What you will do: Transcribe the records below exactly as they appear.
##### Task inputs
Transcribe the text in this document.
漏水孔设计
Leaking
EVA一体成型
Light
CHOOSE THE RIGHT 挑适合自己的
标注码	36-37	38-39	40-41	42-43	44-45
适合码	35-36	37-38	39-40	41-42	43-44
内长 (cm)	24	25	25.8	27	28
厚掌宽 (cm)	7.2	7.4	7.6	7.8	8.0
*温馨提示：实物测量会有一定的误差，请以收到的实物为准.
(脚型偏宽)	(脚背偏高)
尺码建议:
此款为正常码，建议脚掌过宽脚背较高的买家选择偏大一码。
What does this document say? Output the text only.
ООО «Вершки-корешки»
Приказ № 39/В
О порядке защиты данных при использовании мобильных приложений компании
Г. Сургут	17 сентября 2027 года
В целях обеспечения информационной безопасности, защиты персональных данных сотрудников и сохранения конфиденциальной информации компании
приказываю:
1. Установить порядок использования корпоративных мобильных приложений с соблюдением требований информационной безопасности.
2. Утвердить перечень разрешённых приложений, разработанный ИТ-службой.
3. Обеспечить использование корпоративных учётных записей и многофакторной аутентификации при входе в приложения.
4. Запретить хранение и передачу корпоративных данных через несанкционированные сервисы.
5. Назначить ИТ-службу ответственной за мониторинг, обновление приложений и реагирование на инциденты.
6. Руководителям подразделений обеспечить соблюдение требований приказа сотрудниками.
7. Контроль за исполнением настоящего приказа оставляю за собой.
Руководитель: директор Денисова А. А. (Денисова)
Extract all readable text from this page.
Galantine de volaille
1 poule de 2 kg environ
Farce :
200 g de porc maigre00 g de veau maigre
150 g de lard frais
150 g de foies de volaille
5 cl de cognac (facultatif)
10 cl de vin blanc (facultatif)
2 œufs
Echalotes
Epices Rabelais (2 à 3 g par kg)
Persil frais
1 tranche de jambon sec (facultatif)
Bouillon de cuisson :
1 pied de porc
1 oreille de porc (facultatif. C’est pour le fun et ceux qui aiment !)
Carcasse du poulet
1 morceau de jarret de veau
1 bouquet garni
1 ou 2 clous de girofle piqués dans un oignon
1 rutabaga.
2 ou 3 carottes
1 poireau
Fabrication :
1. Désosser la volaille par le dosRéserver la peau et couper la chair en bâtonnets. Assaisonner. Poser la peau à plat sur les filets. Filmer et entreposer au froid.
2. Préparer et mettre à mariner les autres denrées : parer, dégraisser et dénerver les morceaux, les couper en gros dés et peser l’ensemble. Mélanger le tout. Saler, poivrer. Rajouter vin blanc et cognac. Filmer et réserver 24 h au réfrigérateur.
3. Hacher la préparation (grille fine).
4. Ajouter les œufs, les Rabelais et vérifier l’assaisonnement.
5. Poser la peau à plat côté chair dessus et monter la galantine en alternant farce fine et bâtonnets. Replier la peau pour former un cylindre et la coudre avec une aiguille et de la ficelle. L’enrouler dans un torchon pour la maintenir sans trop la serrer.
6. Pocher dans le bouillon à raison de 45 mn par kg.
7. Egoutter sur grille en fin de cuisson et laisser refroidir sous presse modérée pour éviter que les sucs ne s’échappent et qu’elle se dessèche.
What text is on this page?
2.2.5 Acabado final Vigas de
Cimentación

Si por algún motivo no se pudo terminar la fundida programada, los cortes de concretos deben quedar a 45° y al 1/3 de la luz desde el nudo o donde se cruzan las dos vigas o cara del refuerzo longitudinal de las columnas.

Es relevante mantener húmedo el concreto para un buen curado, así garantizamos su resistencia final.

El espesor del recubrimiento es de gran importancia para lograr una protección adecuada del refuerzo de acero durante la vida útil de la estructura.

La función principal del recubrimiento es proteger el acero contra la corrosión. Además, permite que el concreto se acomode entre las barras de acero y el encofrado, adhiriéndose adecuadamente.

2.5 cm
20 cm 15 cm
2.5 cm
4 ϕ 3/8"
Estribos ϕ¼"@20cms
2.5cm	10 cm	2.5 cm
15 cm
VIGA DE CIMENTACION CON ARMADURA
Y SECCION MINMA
##########
Completed task:
Transcribe the text in this document.
漏水孔设计
Leaking
EVA一体成型
Light
CHOOSE THE RIGHT 挑适合自己的
标注码	36-37	38-39	40-41	42-43	44-45
适合码	35-36	37-38	39-40	41-42	43-44
内长 (cm)	24	25	25.8	27	28
厚掌宽 (cm)	7.2	7.4	7.6	7.8	8.0
*温馨提示：实物测量会有一定的误差，请以收到的实物为准.
(脚型偏宽)	(脚背偏高)
尺码建议:
此款为正常码，建议脚掌过宽脚背较高的买家选择偏大一码。
What does this document say? Output the text only.
ООО «Вершки-корешки»
Приказ № 39/В
О порядке защиты данных при использовании мобильных приложений компании
Г. Сургут	17 сентября 2027 года
В целях обеспечения информационной безопасности, защиты персональных данных сотрудников и сохранения конфиденциальной информации компании
приказываю:
1. Установить порядок использования корпоративных мобильных приложений с соблюдением требований информационной безопасности.
2. Утвердить перечень разрешённых приложений, разработанный ИТ-службой.
3. Обеспечить использование корпоративных учётных записей и многофакторной аутентификации при входе в приложения.
4. Запретить хранение и передачу корпоративных данных через несанкционированные сервисы.
5. Назначить ИТ-службу ответственной за мониторинг, обновление приложений и реагирование на инциденты.
6. Руководителям подразделений обеспечить соблюдение требований приказа сотрудниками.
7. Контроль за исполнением настоящего приказа оставляю за собой.
Руководитель: директор Денисова А. А. (Денисова)
Extract all readable text from this page.
Galantine de volaille
1 poule de 2 kg environ
Farce :
200 g de porc maigre00 g de veau maigre
150 g de lard frais
150 g de foies de volaille
5 cl de cognac (facultatif)
10 cl de vin blanc (facultatif)
2 œufs
Echalotes
Epices Rabelais (2 à 3 g par kg)
Persil frais
1 tranche de jambon sec (facultatif)
Bouillon de cuisson :
1 pied de porc
1 oreille de porc (facultatif. C’est pour le fun et ceux qui aiment !)
Carcasse du poulet
1 morceau de jarret de veau
1 bouquet garni
1 ou 2 clous de girofle piqués dans un oignon
1 rutabaga.
2 ou 3 carottes
1 poireau
Fabrication :
1. Désosser la volaille par le dosRéserver la peau et couper la chair en bâtonnets. Assaisonner. Poser la peau à plat sur les filets. Filmer et entreposer au froid.
2. Préparer et mettre à mariner les autres denrées : parer, dégraisser et dénerver les morceaux, les couper en gros dés et peser l’ensemble. Mélanger le tout. Saler, poivrer. Rajouter vin blanc et cognac. Filmer et réserver 24 h au réfrigérateur.
3. Hacher la préparation (grille fine).
4. Ajouter les œufs, les Rabelais et vérifier l’assaisonnement.
5. Poser la peau à plat côté chair dessus et monter la galantine en alternant farce fine et bâtonnets. Replier la peau pour former un cylindre et la coudre avec une aiguille et de la ficelle. L’enrouler dans un torchon pour la maintenir sans trop la serrer.
6. Pocher dans le bouillon à raison de 45 mn par kg.
7. Egoutter sur grille en fin de cuisson et laisser refroidir sous presse modérée pour éviter que les sucs ne s’échappent et qu’elle se dessèche.
What text is on this page?
2.2.5 Acabado final Vigas de
Cimentación

Si por algún motivo no se pudo terminar la fundida programada, los cortes de concretos deben quedar a 45° y al 1/3 de la luz desde el nudo o donde se cruzan las dos vigas o cara del refuerzo longitudinal de las columnas.

Es relevante mantener húmedo el concreto para un buen curado, así garantizamos su resistencia final.

El espesor del recubrimiento es de gran importancia para lograr una protección adecuada del refuerzo de acero durante la vida útil de la estructura.

La función principal del recubrimiento es proteger el acero contra la corrosión. Además, permite que el concreto se acomode entre las barras de acero y el encofrado, adhiriéndose adecuadamente.

2.5 cm
20 cm 15 cm
2.5 cm
4 ϕ 3/8"
Estribos ϕ¼"@20cms
2.5cm	10 cm	2.5 cm
15 cm
VIGA DE CIMENTACION CON ARMADURA
Y SECCION MINMA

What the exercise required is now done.